* START Information given *
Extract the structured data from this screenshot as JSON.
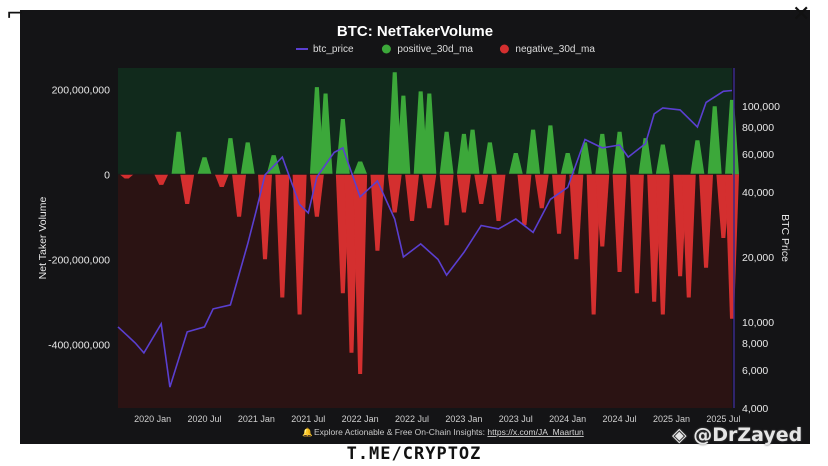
{
  "chart_data": {
    "type": "bar",
    "title": "BTC: NetTakerVolume",
    "legend": [
      {
        "name": "btc_price",
        "color": "#5a3fd0"
      },
      {
        "name": "positive_30d_ma",
        "color": "#3ca83a"
      },
      {
        "name": "negative_30d_ma",
        "color": "#d42f2f"
      }
    ],
    "legend_position": "top-center",
    "ylabel": "Net Taker Volume",
    "y2label": "BTC Price",
    "ylim": [
      -550000000,
      250000000
    ],
    "y_ticks": [
      200000000,
      0,
      -200000000,
      -400000000
    ],
    "y_tick_labels": [
      "200,000,000",
      "0",
      "-200,000,000",
      "-400,000,000"
    ],
    "y2_scale": "log",
    "y2lim": [
      4000,
      150000
    ],
    "y2_ticks": [
      100000,
      80000,
      60000,
      40000,
      20000,
      10000,
      8000,
      6000,
      4000
    ],
    "y2_tick_labels": [
      "100,000",
      "80,000",
      "60,000",
      "40,000",
      "20,000",
      "10,000",
      "8,000",
      "6,000",
      "4,000"
    ],
    "x_range": [
      "2019-09",
      "2025-08"
    ],
    "x_ticks": [
      "2020-01",
      "2020-07",
      "2021-01",
      "2021-07",
      "2022-01",
      "2022-07",
      "2023-01",
      "2023-07",
      "2024-01",
      "2024-07",
      "2025-01",
      "2025-07"
    ],
    "x_tick_labels": [
      "2020 Jan",
      "2020 Jul",
      "2021 Jan",
      "2021 Jul",
      "2022 Jan",
      "2022 Jul",
      "2023 Jan",
      "2023 Jul",
      "2024 Jan",
      "2024 Jul",
      "2025 Jan",
      "2025 Jul"
    ],
    "positive_30d_ma": [
      {
        "x": "2020-04",
        "y": 100000000
      },
      {
        "x": "2020-07",
        "y": 40000000
      },
      {
        "x": "2020-10",
        "y": 85000000
      },
      {
        "x": "2020-12",
        "y": 75000000
      },
      {
        "x": "2021-03",
        "y": 45000000
      },
      {
        "x": "2021-08",
        "y": 205000000
      },
      {
        "x": "2021-09",
        "y": 190000000
      },
      {
        "x": "2021-11",
        "y": 130000000
      },
      {
        "x": "2022-01",
        "y": 30000000
      },
      {
        "x": "2022-05",
        "y": 240000000
      },
      {
        "x": "2022-06",
        "y": 185000000
      },
      {
        "x": "2022-08",
        "y": 195000000
      },
      {
        "x": "2022-09",
        "y": 190000000
      },
      {
        "x": "2022-11",
        "y": 100000000
      },
      {
        "x": "2023-01",
        "y": 95000000
      },
      {
        "x": "2023-02",
        "y": 105000000
      },
      {
        "x": "2023-04",
        "y": 75000000
      },
      {
        "x": "2023-07",
        "y": 50000000
      },
      {
        "x": "2023-09",
        "y": 105000000
      },
      {
        "x": "2023-11",
        "y": 115000000
      },
      {
        "x": "2024-01",
        "y": 50000000
      },
      {
        "x": "2024-03",
        "y": 75000000
      },
      {
        "x": "2024-05",
        "y": 95000000
      },
      {
        "x": "2024-07",
        "y": 100000000
      },
      {
        "x": "2024-10",
        "y": 85000000
      },
      {
        "x": "2024-12",
        "y": 70000000
      },
      {
        "x": "2025-04",
        "y": 80000000
      },
      {
        "x": "2025-06",
        "y": 160000000
      },
      {
        "x": "2025-08",
        "y": 175000000
      }
    ],
    "negative_30d_ma": [
      {
        "x": "2019-10",
        "y": -10000000
      },
      {
        "x": "2020-02",
        "y": -25000000
      },
      {
        "x": "2020-05",
        "y": -70000000
      },
      {
        "x": "2020-09",
        "y": -30000000
      },
      {
        "x": "2020-11",
        "y": -100000000
      },
      {
        "x": "2021-02",
        "y": -200000000
      },
      {
        "x": "2021-04",
        "y": -290000000
      },
      {
        "x": "2021-06",
        "y": -330000000
      },
      {
        "x": "2021-08",
        "y": -100000000
      },
      {
        "x": "2021-11",
        "y": -280000000
      },
      {
        "x": "2021-12",
        "y": -420000000
      },
      {
        "x": "2022-01",
        "y": -470000000
      },
      {
        "x": "2022-03",
        "y": -180000000
      },
      {
        "x": "2022-05",
        "y": -90000000
      },
      {
        "x": "2022-07",
        "y": -110000000
      },
      {
        "x": "2022-09",
        "y": -80000000
      },
      {
        "x": "2022-11",
        "y": -120000000
      },
      {
        "x": "2023-01",
        "y": -90000000
      },
      {
        "x": "2023-03",
        "y": -70000000
      },
      {
        "x": "2023-05",
        "y": -110000000
      },
      {
        "x": "2023-08",
        "y": -120000000
      },
      {
        "x": "2023-10",
        "y": -80000000
      },
      {
        "x": "2023-12",
        "y": -140000000
      },
      {
        "x": "2024-02",
        "y": -200000000
      },
      {
        "x": "2024-04",
        "y": -330000000
      },
      {
        "x": "2024-05",
        "y": -170000000
      },
      {
        "x": "2024-07",
        "y": -230000000
      },
      {
        "x": "2024-09",
        "y": -280000000
      },
      {
        "x": "2024-11",
        "y": -300000000
      },
      {
        "x": "2024-12",
        "y": -330000000
      },
      {
        "x": "2025-02",
        "y": -240000000
      },
      {
        "x": "2025-03",
        "y": -290000000
      },
      {
        "x": "2025-05",
        "y": -220000000
      },
      {
        "x": "2025-07",
        "y": -150000000
      },
      {
        "x": "2025-08",
        "y": -340000000
      }
    ],
    "btc_price": [
      {
        "x": "2019-09",
        "y": 9500
      },
      {
        "x": "2019-11",
        "y": 8000
      },
      {
        "x": "2019-12",
        "y": 7200
      },
      {
        "x": "2020-02",
        "y": 9800
      },
      {
        "x": "2020-03",
        "y": 5000
      },
      {
        "x": "2020-05",
        "y": 9000
      },
      {
        "x": "2020-07",
        "y": 9500
      },
      {
        "x": "2020-08",
        "y": 11500
      },
      {
        "x": "2020-10",
        "y": 12000
      },
      {
        "x": "2020-12",
        "y": 23000
      },
      {
        "x": "2021-01",
        "y": 33000
      },
      {
        "x": "2021-02",
        "y": 48000
      },
      {
        "x": "2021-04",
        "y": 58000
      },
      {
        "x": "2021-06",
        "y": 35000
      },
      {
        "x": "2021-07",
        "y": 32000
      },
      {
        "x": "2021-08",
        "y": 47000
      },
      {
        "x": "2021-10",
        "y": 61000
      },
      {
        "x": "2021-11",
        "y": 64000
      },
      {
        "x": "2022-01",
        "y": 38000
      },
      {
        "x": "2022-03",
        "y": 45000
      },
      {
        "x": "2022-05",
        "y": 30000
      },
      {
        "x": "2022-06",
        "y": 20000
      },
      {
        "x": "2022-08",
        "y": 23000
      },
      {
        "x": "2022-10",
        "y": 19500
      },
      {
        "x": "2022-11",
        "y": 16500
      },
      {
        "x": "2023-01",
        "y": 21000
      },
      {
        "x": "2023-03",
        "y": 28000
      },
      {
        "x": "2023-05",
        "y": 27000
      },
      {
        "x": "2023-07",
        "y": 30000
      },
      {
        "x": "2023-09",
        "y": 26000
      },
      {
        "x": "2023-11",
        "y": 37000
      },
      {
        "x": "2024-01",
        "y": 42000
      },
      {
        "x": "2024-03",
        "y": 70000
      },
      {
        "x": "2024-05",
        "y": 64000
      },
      {
        "x": "2024-07",
        "y": 66000
      },
      {
        "x": "2024-08",
        "y": 58000
      },
      {
        "x": "2024-10",
        "y": 67000
      },
      {
        "x": "2024-11",
        "y": 92000
      },
      {
        "x": "2024-12",
        "y": 98000
      },
      {
        "x": "2025-02",
        "y": 96000
      },
      {
        "x": "2025-04",
        "y": 80000
      },
      {
        "x": "2025-05",
        "y": 104000
      },
      {
        "x": "2025-07",
        "y": 117000
      },
      {
        "x": "2025-08",
        "y": 118000
      }
    ]
  },
  "footer": {
    "insights_text": "Explore Actionable & Free On-Chain Insights:",
    "insights_link": "https://x.com/JA_Maartun"
  },
  "overlay": {
    "channel": "T.ME/CRYPTOZ",
    "watermark": "◈ @DrZayed"
  },
  "colors": {
    "panel_bg": "#141416",
    "plot_pos_bg": "#112a1c",
    "plot_neg_bg": "#2b1313",
    "positive": "#3ca83a",
    "negative": "#d42f2f",
    "price": "#5a3fd0"
  }
}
* END Information given *
Out of the material above, select every line that holds the string "name".

[Answer to the problem]
        "name": "btc_price",
        "name": "positive_30d_ma",
        "name": "negative_30d_ma",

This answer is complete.